• [Task directions]: Output the records. Match them exactly.

_ _ _

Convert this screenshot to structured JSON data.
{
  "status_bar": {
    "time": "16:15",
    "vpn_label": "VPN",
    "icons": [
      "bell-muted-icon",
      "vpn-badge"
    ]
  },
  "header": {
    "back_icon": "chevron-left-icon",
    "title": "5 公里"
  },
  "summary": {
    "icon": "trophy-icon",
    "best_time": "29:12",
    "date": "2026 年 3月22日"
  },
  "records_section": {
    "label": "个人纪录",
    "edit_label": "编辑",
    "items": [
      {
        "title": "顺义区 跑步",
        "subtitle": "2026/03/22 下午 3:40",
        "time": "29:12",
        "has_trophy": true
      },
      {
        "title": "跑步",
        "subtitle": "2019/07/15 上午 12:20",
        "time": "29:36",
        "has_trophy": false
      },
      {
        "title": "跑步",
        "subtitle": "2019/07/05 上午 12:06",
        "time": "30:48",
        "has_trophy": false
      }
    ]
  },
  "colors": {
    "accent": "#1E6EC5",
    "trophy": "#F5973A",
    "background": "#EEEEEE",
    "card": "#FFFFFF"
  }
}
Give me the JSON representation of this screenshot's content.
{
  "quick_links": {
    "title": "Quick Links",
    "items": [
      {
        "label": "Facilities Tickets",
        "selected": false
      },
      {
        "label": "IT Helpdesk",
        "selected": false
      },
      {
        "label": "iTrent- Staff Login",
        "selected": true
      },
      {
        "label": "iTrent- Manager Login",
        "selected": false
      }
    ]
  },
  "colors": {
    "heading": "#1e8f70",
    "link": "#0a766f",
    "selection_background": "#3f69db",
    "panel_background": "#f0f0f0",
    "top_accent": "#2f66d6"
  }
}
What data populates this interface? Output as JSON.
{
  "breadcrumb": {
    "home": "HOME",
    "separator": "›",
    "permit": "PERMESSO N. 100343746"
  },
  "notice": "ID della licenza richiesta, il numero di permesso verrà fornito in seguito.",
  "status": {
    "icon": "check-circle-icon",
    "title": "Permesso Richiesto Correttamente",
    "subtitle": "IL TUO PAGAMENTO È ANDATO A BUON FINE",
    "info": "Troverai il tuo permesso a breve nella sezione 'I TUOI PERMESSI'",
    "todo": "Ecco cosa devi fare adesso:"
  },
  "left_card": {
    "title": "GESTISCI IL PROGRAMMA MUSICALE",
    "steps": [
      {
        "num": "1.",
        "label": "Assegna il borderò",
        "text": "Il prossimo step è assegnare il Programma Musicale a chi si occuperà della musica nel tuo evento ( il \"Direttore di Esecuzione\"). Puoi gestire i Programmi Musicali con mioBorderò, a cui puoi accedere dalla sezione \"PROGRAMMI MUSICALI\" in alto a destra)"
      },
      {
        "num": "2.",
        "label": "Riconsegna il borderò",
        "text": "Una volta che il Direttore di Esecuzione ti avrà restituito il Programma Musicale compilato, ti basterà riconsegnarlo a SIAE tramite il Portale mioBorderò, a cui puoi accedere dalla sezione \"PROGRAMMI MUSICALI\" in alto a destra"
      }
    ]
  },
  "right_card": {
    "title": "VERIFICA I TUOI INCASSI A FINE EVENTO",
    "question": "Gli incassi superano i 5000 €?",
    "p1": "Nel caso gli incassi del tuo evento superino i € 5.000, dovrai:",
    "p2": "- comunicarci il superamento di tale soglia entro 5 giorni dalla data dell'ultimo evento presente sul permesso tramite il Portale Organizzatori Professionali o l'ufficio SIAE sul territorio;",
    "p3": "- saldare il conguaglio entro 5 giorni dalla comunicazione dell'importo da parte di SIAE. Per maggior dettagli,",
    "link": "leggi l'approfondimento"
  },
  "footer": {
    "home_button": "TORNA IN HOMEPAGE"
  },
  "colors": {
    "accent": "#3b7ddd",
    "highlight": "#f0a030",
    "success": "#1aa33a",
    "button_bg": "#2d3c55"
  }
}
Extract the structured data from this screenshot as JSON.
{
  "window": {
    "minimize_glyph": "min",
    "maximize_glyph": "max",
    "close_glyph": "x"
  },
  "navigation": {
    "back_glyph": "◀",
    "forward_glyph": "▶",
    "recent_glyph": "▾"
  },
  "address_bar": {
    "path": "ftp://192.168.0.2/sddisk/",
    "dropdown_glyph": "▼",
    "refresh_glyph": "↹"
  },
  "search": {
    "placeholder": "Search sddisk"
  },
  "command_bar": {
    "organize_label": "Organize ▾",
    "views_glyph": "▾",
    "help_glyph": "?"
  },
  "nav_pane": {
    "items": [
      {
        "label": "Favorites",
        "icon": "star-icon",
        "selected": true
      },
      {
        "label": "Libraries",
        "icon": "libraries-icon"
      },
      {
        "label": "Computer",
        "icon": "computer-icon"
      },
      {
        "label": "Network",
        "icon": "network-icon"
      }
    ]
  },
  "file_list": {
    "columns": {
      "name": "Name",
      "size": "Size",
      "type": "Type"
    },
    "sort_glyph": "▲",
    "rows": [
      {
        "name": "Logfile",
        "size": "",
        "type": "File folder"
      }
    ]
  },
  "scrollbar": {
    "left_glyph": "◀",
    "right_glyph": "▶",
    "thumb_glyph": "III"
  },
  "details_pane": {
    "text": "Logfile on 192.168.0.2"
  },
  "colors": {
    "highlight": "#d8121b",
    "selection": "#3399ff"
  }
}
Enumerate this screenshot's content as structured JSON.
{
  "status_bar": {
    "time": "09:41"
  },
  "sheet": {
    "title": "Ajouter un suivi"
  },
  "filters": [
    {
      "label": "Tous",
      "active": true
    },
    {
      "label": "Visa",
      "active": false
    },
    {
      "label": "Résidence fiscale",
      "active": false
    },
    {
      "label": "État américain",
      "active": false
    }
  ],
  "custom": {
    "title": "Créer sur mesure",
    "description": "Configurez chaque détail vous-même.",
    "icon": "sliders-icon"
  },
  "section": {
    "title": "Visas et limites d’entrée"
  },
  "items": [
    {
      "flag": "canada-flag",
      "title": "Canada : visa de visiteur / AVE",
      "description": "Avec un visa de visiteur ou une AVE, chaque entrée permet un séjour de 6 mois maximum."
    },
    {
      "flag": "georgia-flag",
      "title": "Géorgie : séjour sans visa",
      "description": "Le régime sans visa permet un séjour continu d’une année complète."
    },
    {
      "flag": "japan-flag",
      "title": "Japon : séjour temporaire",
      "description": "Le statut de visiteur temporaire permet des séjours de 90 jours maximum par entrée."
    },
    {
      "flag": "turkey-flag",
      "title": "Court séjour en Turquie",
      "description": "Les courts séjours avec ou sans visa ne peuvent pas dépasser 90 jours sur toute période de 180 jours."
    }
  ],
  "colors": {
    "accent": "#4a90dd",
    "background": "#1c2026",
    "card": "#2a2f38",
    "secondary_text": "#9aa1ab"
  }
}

_ _ _

• [Completed task]:
Convert this screenshot to structured JSON data.
{
  "status_bar": {
    "time": "16:15",
    "vpn_label": "VPN",
    "icons": [
      "bell-muted-icon",
      "vpn-badge"
    ]
  },
  "header": {
    "back_icon": "chevron-left-icon",
    "title": "5 公里"
  },
  "summary": {
    "icon": "trophy-icon",
    "best_time": "29:12",
    "date": "2026 年 3月22日"
  },
  "records_section": {
    "label": "个人纪录",
    "edit_label": "编辑",
    "items": [
      {
        "title": "顺义区 跑步",
        "subtitle": "2026/03/22 下午 3:40",
        "time": "29:12",
        "has_trophy": true
      },
      {
        "title": "跑步",
        "subtitle": "2019/07/15 上午 12:20",
        "time": "29:36",
        "has_trophy": false
      },
      {
        "title": "跑步",
        "subtitle": "2019/07/05 上午 12:06",
        "time": "30:48",
        "has_trophy": false
      }
    ]
  },
  "colors": {
    "accent": "#1E6EC5",
    "trophy": "#F5973A",
    "background": "#EEEEEE",
    "card": "#FFFFFF"
  }
}
Give me the JSON representation of this screenshot's content.
{
  "quick_links": {
    "title": "Quick Links",
    "items": [
      {
        "label": "Facilities Tickets",
        "selected": false
      },
      {
        "label": "IT Helpdesk",
        "selected": false
      },
      {
        "label": "iTrent- Staff Login",
        "selected": true
      },
      {
        "label": "iTrent- Manager Login",
        "selected": false
      }
    ]
  },
  "colors": {
    "heading": "#1e8f70",
    "link": "#0a766f",
    "selection_background": "#3f69db",
    "panel_background": "#f0f0f0",
    "top_accent": "#2f66d6"
  }
}
What data populates this interface? Output as JSON.
{
  "breadcrumb": {
    "home": "HOME",
    "separator": "›",
    "permit": "PERMESSO N. 100343746"
  },
  "notice": "ID della licenza richiesta, il numero di permesso verrà fornito in seguito.",
  "status": {
    "icon": "check-circle-icon",
    "title": "Permesso Richiesto Correttamente",
    "subtitle": "IL TUO PAGAMENTO È ANDATO A BUON FINE",
    "info": "Troverai il tuo permesso a breve nella sezione 'I TUOI PERMESSI'",
    "todo": "Ecco cosa devi fare adesso:"
  },
  "left_card": {
    "title": "GESTISCI IL PROGRAMMA MUSICALE",
    "steps": [
      {
        "num": "1.",
        "label": "Assegna il borderò",
        "text": "Il prossimo step è assegnare il Programma Musicale a chi si occuperà della musica nel tuo evento ( il \"Direttore di Esecuzione\"). Puoi gestire i Programmi Musicali con mioBorderò, a cui puoi accedere dalla sezione \"PROGRAMMI MUSICALI\" in alto a destra)"
      },
      {
        "num": "2.",
        "label": "Riconsegna il borderò",
        "text": "Una volta che il Direttore di Esecuzione ti avrà restituito il Programma Musicale compilato, ti basterà riconsegnarlo a SIAE tramite il Portale mioBorderò, a cui puoi accedere dalla sezione \"PROGRAMMI MUSICALI\" in alto a destra"
      }
    ]
  },
  "right_card": {
    "title": "VERIFICA I TUOI INCASSI A FINE EVENTO",
    "question": "Gli incassi superano i 5000 €?",
    "p1": "Nel caso gli incassi del tuo evento superino i € 5.000, dovrai:",
    "p2": "- comunicarci il superamento di tale soglia entro 5 giorni dalla data dell'ultimo evento presente sul permesso tramite il Portale Organizzatori Professionali o l'ufficio SIAE sul territorio;",
    "p3": "- saldare il conguaglio entro 5 giorni dalla comunicazione dell'importo da parte di SIAE. Per maggior dettagli,",
    "link": "leggi l'approfondimento"
  },
  "footer": {
    "home_button": "TORNA IN HOMEPAGE"
  },
  "colors": {
    "accent": "#3b7ddd",
    "highlight": "#f0a030",
    "success": "#1aa33a",
    "button_bg": "#2d3c55"
  }
}
Extract the structured data from this screenshot as JSON.
{
  "window": {
    "minimize_glyph": "min",
    "maximize_glyph": "max",
    "close_glyph": "x"
  },
  "navigation": {
    "back_glyph": "◀",
    "forward_glyph": "▶",
    "recent_glyph": "▾"
  },
  "address_bar": {
    "path": "ftp://192.168.0.2/sddisk/",
    "dropdown_glyph": "▼",
    "refresh_glyph": "↹"
  },
  "search": {
    "placeholder": "Search sddisk"
  },
  "command_bar": {
    "organize_label": "Organize ▾",
    "views_glyph": "▾",
    "help_glyph": "?"
  },
  "nav_pane": {
    "items": [
      {
        "label": "Favorites",
        "icon": "star-icon",
        "selected": true
      },
      {
        "label": "Libraries",
        "icon": "libraries-icon"
      },
      {
        "label": "Computer",
        "icon": "computer-icon"
      },
      {
        "label": "Network",
        "icon": "network-icon"
      }
    ]
  },
  "file_list": {
    "columns": {
      "name": "Name",
      "size": "Size",
      "type": "Type"
    },
    "sort_glyph": "▲",
    "rows": [
      {
        "name": "Logfile",
        "size": "",
        "type": "File folder"
      }
    ]
  },
  "scrollbar": {
    "left_glyph": "◀",
    "right_glyph": "▶",
    "thumb_glyph": "III"
  },
  "details_pane": {
    "text": "Logfile on 192.168.0.2"
  },
  "colors": {
    "highlight": "#d8121b",
    "selection": "#3399ff"
  }
}
Enumerate this screenshot's content as structured JSON.
{
  "status_bar": {
    "time": "09:41"
  },
  "sheet": {
    "title": "Ajouter un suivi"
  },
  "filters": [
    {
      "label": "Tous",
      "active": true
    },
    {
      "label": "Visa",
      "active": false
    },
    {
      "label": "Résidence fiscale",
      "active": false
    },
    {
      "label": "État américain",
      "active": false
    }
  ],
  "custom": {
    "title": "Créer sur mesure",
    "description": "Configurez chaque détail vous-même.",
    "icon": "sliders-icon"
  },
  "section": {
    "title": "Visas et limites d’entrée"
  },
  "items": [
    {
      "flag": "canada-flag",
      "title": "Canada : visa de visiteur / AVE",
      "description": "Avec un visa de visiteur ou une AVE, chaque entrée permet un séjour de 6 mois maximum."
    },
    {
      "flag": "georgia-flag",
      "title": "Géorgie : séjour sans visa",
      "description": "Le régime sans visa permet un séjour continu d’une année complète."
    },
    {
      "flag": "japan-flag",
      "title": "Japon : séjour temporaire",
      "description": "Le statut de visiteur temporaire permet des séjours de 90 jours maximum par entrée."
    },
    {
      "flag": "turkey-flag",
      "title": "Court séjour en Turquie",
      "description": "Les courts séjours avec ou sans visa ne peuvent pas dépasser 90 jours sur toute période de 180 jours."
    }
  ],
  "colors": {
    "accent": "#4a90dd",
    "background": "#1c2026",
    "card": "#2a2f38",
    "secondary_text": "#9aa1ab"
  }
}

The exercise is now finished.